Exercise:
Copy out every line in the entries below that includes "history".

Records supplied:
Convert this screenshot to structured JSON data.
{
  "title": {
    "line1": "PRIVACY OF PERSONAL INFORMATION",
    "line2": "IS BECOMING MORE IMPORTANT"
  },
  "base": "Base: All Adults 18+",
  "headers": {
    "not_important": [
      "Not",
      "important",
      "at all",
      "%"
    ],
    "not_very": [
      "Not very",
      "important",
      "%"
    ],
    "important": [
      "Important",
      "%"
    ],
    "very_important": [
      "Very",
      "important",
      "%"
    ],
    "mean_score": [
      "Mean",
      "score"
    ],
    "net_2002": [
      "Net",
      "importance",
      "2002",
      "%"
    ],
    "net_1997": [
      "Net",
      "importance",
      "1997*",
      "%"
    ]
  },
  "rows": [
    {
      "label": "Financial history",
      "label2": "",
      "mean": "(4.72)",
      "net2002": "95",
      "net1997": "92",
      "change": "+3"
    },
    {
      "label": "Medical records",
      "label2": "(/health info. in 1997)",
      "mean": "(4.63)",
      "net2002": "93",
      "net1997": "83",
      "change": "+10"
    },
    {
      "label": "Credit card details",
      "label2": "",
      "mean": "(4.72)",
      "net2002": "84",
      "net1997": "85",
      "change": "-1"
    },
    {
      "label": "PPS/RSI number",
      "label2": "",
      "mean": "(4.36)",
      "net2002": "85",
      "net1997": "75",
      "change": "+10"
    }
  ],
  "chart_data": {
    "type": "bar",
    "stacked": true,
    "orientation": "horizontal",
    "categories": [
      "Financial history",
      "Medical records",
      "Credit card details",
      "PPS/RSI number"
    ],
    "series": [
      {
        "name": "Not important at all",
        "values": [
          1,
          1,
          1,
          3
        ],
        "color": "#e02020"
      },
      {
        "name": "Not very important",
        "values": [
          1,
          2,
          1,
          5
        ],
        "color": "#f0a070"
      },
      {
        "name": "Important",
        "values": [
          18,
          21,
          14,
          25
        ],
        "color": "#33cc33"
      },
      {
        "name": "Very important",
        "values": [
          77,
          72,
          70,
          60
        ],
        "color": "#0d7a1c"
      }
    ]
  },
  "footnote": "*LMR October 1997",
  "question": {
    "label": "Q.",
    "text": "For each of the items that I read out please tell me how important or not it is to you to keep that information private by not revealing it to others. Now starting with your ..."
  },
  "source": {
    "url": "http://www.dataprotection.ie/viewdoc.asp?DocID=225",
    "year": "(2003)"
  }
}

Response to this exercise:
      "label": "Financial history",
      "Financial history",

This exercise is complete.